** Stated exercise **
Locate the word "pVAX" in the material, then show every line that holds it.

-- begin Records for processing --

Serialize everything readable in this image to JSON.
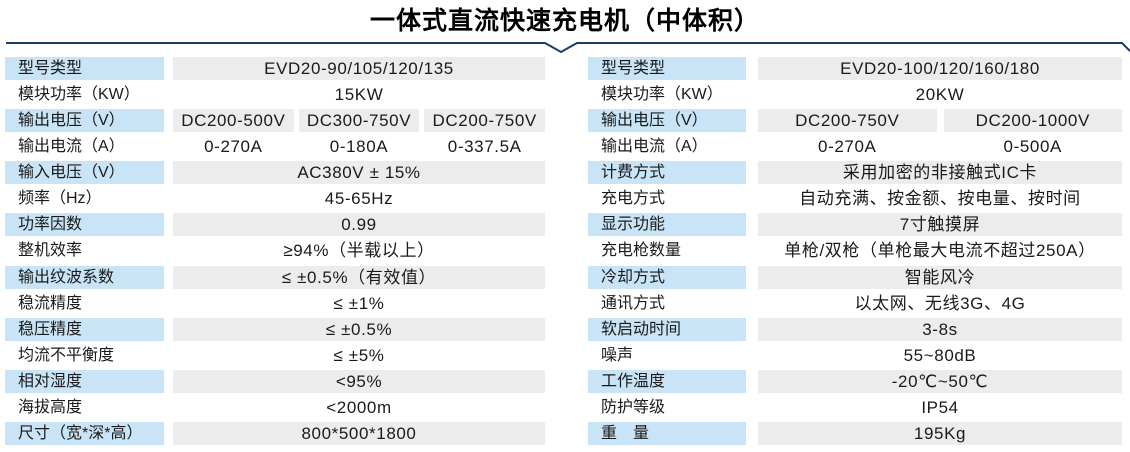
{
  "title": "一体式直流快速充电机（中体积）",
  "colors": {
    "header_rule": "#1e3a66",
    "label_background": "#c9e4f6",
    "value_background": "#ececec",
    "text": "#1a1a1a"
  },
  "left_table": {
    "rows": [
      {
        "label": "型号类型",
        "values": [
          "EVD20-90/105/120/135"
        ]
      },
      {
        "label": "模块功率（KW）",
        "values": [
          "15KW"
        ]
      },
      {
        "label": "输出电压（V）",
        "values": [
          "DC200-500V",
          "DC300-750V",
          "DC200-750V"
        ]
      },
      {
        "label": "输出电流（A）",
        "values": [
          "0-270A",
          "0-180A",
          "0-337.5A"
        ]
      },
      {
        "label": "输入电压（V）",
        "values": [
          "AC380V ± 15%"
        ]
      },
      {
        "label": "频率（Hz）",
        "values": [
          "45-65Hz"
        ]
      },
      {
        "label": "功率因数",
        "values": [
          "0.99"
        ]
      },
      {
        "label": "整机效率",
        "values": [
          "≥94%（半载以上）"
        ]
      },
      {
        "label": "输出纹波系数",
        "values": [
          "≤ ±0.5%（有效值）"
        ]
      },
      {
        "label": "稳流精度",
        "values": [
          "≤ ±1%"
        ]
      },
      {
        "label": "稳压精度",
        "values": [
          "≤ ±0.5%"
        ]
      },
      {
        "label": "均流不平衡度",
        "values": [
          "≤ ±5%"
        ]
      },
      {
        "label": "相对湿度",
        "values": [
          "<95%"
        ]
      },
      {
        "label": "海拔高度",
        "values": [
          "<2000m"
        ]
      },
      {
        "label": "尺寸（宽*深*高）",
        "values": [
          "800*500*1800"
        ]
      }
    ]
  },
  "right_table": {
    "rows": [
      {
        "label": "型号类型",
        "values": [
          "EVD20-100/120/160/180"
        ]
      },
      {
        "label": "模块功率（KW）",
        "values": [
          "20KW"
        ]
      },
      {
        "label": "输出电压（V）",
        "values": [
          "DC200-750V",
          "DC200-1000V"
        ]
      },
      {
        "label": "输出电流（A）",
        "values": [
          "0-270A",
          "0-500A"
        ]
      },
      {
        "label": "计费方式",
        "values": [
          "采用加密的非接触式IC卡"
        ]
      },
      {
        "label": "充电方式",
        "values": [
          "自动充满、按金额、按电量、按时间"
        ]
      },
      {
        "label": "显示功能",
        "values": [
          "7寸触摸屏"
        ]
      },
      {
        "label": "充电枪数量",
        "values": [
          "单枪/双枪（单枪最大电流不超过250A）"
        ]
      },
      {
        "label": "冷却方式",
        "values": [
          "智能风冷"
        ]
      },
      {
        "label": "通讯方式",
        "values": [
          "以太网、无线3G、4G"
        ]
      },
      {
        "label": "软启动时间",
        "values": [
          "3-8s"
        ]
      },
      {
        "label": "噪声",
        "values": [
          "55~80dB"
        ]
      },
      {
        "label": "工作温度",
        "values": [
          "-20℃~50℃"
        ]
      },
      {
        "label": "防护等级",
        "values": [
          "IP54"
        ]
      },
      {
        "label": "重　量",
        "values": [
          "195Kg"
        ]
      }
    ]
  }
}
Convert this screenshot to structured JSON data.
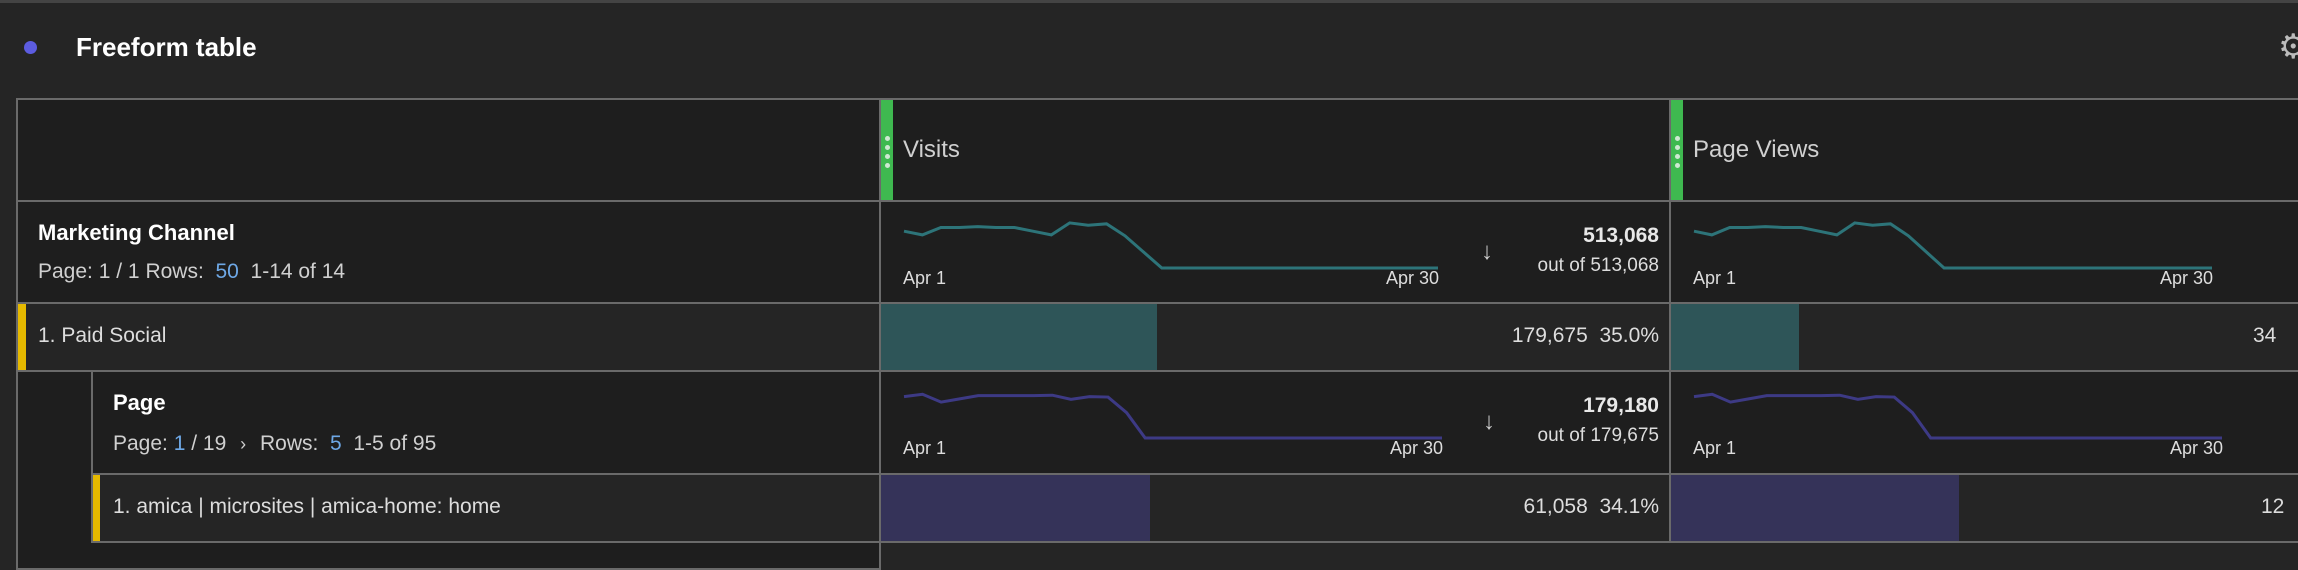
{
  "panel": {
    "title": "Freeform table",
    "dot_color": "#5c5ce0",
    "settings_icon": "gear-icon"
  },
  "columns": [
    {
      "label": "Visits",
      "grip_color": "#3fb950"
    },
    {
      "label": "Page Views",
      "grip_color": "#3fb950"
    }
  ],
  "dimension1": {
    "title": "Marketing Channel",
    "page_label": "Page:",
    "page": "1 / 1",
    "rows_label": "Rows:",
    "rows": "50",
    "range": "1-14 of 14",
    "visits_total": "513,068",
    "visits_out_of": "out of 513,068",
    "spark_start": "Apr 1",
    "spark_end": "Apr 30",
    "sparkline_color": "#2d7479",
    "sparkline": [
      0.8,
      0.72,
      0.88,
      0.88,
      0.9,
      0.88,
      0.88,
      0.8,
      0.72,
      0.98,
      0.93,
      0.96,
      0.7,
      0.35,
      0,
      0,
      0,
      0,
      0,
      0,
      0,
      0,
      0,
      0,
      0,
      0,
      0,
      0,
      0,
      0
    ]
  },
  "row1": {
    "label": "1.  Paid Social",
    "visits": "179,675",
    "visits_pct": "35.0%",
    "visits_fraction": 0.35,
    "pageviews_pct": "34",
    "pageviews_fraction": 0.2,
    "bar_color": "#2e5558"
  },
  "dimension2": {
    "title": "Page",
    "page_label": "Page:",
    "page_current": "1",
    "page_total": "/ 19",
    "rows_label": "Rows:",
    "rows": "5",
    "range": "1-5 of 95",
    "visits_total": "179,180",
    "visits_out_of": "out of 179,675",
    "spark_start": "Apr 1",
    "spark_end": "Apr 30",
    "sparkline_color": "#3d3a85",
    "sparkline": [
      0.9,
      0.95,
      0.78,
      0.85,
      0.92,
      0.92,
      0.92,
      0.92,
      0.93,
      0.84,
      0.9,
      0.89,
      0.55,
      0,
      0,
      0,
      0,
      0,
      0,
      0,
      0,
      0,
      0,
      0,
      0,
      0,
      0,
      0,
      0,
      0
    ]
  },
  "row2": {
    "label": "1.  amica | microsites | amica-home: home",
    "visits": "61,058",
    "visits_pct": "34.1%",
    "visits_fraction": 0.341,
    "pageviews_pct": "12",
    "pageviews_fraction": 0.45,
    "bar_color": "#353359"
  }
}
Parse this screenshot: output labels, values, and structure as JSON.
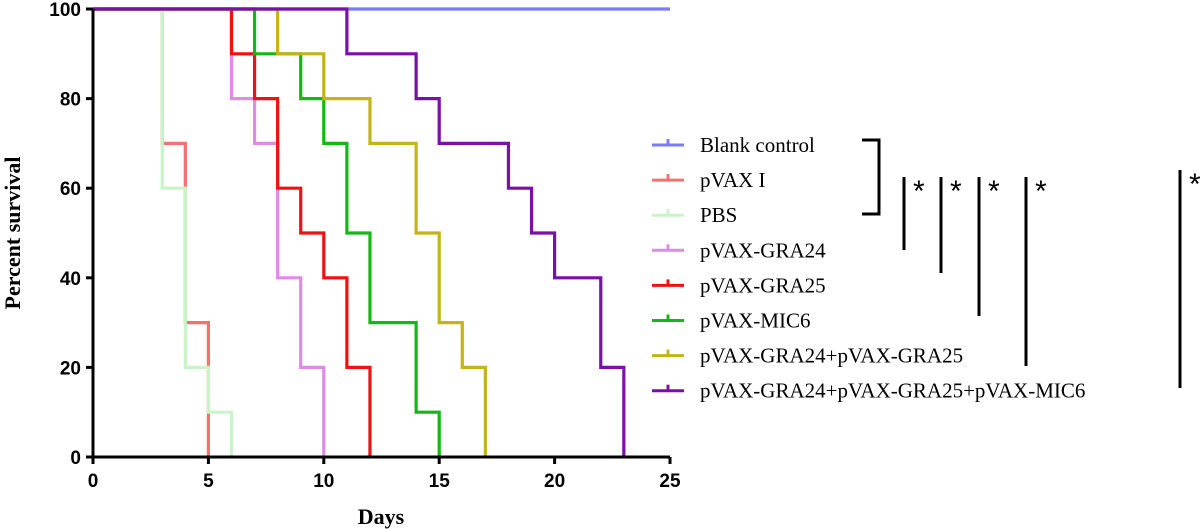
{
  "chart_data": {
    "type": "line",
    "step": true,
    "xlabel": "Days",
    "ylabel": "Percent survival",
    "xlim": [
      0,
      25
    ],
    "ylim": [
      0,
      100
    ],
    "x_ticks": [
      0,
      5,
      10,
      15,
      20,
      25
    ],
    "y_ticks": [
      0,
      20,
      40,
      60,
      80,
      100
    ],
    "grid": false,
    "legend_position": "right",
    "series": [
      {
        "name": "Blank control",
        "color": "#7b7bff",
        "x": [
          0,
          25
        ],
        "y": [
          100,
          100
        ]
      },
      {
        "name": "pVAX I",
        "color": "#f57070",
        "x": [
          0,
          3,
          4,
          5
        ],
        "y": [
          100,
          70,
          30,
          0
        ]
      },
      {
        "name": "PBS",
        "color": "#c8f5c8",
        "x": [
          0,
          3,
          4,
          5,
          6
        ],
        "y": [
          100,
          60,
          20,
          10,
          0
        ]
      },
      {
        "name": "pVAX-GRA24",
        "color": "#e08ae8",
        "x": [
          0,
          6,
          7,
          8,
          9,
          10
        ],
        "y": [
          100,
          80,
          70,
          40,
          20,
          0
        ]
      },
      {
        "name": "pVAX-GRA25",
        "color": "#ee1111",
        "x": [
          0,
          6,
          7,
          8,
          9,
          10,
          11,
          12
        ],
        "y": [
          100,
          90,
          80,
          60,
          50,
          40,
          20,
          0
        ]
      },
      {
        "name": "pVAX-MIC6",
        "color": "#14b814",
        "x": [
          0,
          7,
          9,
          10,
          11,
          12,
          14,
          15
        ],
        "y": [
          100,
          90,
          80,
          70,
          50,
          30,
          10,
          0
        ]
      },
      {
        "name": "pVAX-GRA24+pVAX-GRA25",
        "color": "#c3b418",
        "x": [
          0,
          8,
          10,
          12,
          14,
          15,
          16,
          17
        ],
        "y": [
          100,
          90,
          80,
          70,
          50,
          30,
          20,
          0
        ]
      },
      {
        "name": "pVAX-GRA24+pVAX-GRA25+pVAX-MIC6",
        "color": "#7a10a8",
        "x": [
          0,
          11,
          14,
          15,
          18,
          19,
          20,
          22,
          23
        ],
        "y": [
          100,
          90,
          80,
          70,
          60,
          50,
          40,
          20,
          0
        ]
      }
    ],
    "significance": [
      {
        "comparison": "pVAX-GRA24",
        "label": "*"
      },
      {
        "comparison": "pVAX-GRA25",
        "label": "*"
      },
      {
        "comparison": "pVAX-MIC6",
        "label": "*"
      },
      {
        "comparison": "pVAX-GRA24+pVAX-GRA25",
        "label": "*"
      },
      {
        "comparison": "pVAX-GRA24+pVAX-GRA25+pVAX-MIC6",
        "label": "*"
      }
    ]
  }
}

-- end Records for processing --

** Response **
        "name": "pVAX I",
        "name": "pVAX-GRA24",
        "name": "pVAX-GRA25",
        "name": "pVAX-MIC6",
        "name": "pVAX-GRA24+pVAX-GRA25",
        "name": "pVAX-GRA24+pVAX-GRA25+pVAX-MIC6",
        "comparison": "pVAX-GRA24",
        "comparison": "pVAX-GRA25",
        "comparison": "pVAX-MIC6",
        "comparison": "pVAX-GRA24+pVAX-GRA25",
        "comparison": "pVAX-GRA24+pVAX-GRA25+pVAX-MIC6",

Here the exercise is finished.